## Records supplied
>> Begin

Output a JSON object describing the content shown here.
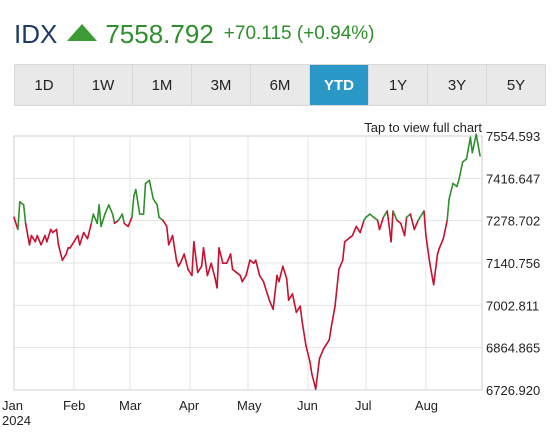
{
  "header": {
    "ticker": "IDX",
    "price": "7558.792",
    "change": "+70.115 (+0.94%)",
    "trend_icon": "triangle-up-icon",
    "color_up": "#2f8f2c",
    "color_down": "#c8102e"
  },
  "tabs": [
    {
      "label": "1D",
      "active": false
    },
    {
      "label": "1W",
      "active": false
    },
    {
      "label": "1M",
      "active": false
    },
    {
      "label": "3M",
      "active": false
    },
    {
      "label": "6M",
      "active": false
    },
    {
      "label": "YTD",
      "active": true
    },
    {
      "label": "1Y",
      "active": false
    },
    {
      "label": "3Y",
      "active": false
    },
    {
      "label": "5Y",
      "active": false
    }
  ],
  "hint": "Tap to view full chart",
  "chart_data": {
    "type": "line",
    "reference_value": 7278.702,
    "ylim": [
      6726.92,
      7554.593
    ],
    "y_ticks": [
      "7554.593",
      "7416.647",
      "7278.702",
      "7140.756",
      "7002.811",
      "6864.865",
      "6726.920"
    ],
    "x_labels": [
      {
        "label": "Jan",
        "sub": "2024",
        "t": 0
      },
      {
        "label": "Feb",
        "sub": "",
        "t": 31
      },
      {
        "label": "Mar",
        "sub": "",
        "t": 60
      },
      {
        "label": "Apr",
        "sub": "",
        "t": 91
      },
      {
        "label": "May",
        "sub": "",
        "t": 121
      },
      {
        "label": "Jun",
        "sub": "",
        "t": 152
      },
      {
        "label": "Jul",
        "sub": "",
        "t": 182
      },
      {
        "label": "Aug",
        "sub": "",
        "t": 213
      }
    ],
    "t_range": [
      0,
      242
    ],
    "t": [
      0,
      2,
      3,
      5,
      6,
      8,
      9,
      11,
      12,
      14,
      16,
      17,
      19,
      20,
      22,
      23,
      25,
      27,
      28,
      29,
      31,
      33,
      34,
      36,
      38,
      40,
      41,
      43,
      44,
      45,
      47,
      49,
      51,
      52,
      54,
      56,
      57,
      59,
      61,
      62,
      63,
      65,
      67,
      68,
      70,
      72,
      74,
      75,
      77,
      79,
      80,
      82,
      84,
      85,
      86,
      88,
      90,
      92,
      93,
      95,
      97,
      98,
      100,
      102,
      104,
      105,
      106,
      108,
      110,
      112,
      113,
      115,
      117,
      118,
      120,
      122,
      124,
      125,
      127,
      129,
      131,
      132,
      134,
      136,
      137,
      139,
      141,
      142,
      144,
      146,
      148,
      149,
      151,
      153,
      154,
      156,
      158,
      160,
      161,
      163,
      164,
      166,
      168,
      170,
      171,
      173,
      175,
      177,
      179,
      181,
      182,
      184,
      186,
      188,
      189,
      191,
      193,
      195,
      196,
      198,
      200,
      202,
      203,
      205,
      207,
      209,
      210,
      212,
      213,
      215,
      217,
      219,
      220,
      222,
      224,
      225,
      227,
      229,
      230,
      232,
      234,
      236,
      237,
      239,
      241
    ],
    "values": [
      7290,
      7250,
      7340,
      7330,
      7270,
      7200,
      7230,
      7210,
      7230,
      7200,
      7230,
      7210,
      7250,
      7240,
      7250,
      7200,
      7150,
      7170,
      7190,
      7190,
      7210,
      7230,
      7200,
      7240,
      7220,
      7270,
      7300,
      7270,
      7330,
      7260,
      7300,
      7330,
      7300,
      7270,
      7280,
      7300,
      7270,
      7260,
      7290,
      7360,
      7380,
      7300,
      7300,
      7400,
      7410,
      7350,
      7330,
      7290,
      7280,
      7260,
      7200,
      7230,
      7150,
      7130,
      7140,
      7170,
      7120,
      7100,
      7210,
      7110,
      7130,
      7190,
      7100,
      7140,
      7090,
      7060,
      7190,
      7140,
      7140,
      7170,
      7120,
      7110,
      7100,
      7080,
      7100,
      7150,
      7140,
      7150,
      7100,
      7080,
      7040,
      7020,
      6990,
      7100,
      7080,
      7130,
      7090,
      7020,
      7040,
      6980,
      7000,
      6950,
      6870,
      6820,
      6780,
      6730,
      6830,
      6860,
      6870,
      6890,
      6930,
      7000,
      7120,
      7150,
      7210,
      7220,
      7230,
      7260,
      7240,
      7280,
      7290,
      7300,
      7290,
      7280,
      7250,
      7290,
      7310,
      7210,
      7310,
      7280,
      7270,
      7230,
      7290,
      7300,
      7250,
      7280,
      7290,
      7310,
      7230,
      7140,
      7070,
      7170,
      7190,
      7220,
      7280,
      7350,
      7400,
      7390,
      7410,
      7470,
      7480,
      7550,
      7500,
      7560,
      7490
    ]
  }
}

>> End
>> Begin

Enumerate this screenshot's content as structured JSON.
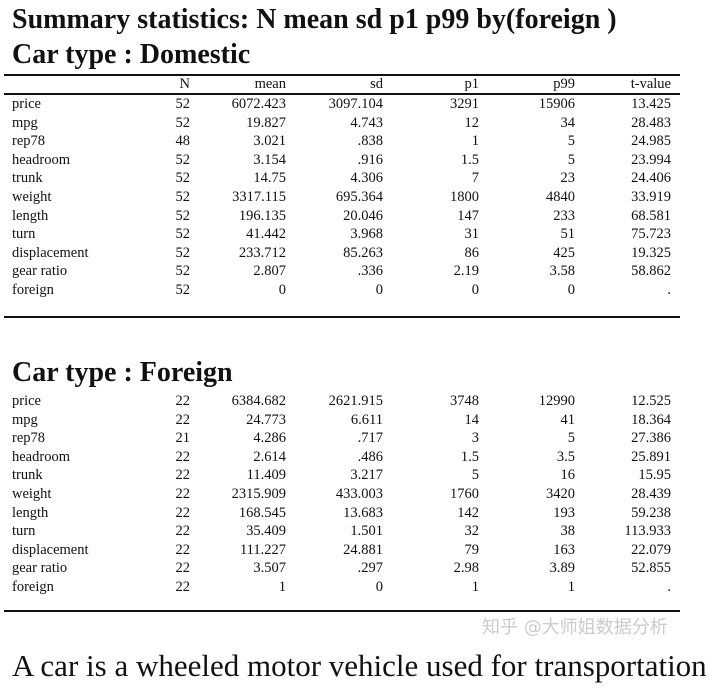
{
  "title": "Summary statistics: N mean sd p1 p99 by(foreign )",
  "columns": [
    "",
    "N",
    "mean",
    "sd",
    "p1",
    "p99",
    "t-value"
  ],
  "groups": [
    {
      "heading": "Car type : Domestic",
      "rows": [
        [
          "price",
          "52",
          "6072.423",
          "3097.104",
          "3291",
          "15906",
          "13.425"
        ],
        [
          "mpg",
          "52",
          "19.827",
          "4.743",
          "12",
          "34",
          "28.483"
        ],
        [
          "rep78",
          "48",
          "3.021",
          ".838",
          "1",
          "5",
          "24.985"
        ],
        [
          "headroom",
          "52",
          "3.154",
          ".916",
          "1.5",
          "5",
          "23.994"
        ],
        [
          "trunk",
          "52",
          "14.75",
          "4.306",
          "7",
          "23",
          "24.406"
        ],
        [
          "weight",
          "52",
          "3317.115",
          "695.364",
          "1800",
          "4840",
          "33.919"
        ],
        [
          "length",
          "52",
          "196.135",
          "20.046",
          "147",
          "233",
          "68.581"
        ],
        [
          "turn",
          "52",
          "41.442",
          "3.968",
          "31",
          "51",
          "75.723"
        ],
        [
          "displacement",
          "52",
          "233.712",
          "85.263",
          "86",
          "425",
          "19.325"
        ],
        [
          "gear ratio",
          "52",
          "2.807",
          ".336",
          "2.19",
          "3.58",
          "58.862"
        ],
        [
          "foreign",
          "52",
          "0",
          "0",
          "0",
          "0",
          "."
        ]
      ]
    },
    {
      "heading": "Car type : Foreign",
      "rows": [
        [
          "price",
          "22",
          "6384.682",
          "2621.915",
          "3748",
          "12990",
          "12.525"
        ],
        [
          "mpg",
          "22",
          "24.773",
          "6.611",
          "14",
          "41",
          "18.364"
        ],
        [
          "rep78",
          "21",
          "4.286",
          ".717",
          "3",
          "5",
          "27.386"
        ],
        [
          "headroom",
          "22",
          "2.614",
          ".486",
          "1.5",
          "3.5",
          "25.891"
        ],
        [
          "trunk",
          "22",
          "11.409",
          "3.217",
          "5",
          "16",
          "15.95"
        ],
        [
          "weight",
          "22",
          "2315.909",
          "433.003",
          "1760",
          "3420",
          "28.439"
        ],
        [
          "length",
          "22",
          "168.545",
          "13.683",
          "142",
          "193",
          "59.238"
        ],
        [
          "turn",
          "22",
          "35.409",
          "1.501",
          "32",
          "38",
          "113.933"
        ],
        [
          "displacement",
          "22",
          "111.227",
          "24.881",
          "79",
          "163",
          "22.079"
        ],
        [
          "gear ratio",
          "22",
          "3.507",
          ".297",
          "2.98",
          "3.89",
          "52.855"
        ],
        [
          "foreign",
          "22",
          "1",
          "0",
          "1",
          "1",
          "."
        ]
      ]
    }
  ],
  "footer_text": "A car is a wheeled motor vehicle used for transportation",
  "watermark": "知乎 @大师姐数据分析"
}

>> End
>> Begin

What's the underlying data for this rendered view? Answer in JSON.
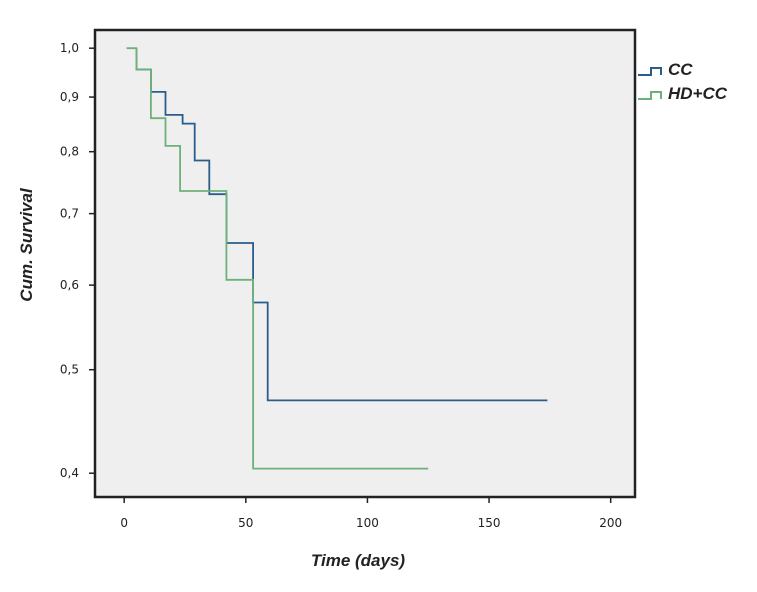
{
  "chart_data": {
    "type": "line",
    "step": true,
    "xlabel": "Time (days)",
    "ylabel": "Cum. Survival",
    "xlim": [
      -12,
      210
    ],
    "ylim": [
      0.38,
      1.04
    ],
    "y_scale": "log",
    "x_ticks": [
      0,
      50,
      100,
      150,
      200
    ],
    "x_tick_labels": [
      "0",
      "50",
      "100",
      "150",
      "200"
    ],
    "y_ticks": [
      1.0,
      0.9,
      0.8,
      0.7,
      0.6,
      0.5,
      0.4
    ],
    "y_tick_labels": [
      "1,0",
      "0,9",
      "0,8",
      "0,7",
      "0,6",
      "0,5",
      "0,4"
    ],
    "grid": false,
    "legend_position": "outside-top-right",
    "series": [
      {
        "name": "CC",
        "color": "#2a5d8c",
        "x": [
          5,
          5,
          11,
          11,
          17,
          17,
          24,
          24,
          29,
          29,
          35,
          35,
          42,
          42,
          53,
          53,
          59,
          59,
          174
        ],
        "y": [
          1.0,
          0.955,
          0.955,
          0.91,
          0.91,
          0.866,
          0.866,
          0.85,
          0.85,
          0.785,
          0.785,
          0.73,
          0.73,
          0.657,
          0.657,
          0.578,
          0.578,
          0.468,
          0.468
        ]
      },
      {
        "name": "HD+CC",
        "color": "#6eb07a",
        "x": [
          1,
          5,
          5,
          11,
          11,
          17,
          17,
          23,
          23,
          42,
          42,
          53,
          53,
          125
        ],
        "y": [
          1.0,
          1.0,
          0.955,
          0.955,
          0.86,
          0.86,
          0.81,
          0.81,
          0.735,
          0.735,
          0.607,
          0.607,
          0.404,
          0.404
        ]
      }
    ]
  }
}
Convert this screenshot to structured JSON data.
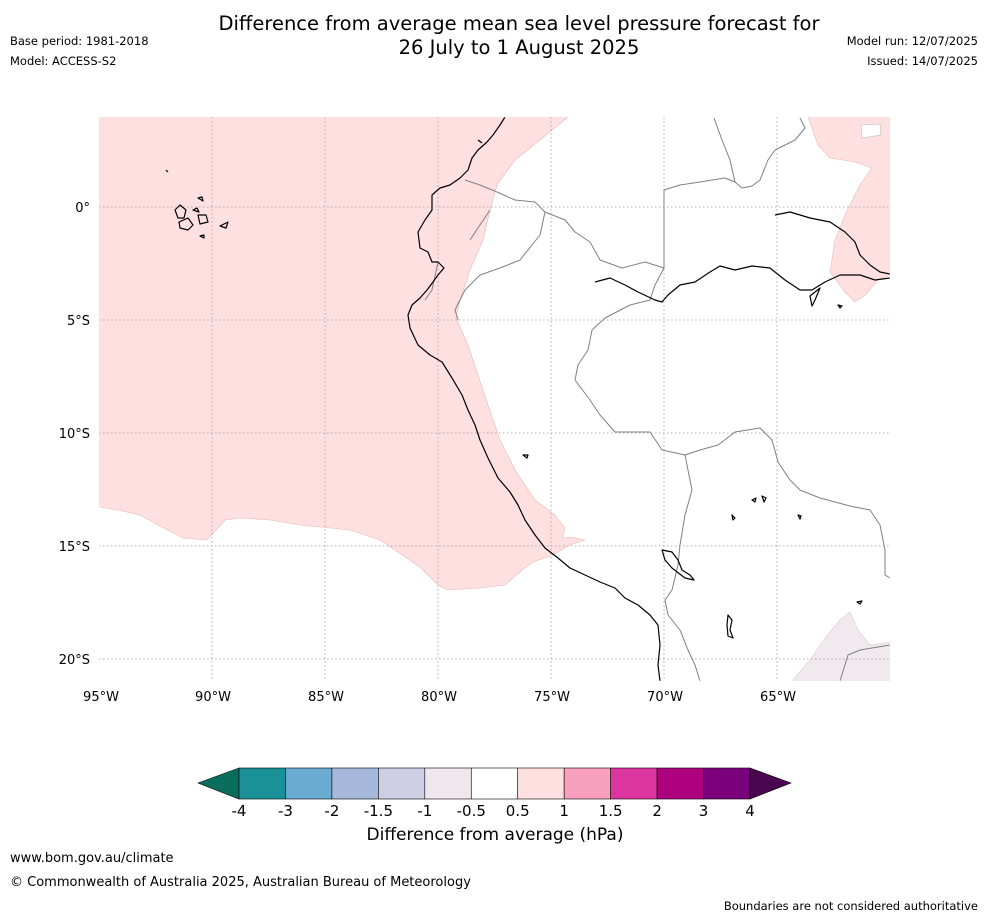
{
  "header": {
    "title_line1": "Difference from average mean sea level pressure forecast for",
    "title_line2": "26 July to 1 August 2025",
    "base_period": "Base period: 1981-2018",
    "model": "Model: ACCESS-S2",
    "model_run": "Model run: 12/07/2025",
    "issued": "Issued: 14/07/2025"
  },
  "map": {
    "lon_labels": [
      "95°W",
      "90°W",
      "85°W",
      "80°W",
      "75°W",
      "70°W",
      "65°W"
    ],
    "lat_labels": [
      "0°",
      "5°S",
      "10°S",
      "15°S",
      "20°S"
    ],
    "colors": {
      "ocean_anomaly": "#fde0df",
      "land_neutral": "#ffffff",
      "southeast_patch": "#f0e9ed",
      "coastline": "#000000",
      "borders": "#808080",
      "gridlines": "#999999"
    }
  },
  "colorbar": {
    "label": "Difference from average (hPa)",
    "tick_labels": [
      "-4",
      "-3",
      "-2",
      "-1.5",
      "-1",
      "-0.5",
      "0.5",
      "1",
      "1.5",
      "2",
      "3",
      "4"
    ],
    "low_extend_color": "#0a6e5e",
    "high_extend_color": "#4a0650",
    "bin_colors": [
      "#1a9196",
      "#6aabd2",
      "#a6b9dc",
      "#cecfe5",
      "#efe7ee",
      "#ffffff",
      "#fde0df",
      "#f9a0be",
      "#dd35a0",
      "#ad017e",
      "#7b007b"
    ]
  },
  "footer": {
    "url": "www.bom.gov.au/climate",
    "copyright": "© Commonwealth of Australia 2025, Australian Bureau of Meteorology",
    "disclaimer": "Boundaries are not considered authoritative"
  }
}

>> End

## Challenge
Copy out every line of the listing that includes the string "from".

## Result of this task
    "title_line1": "Difference from average mean sea level pressure forecast for",
    "label": "Difference from average (hPa)",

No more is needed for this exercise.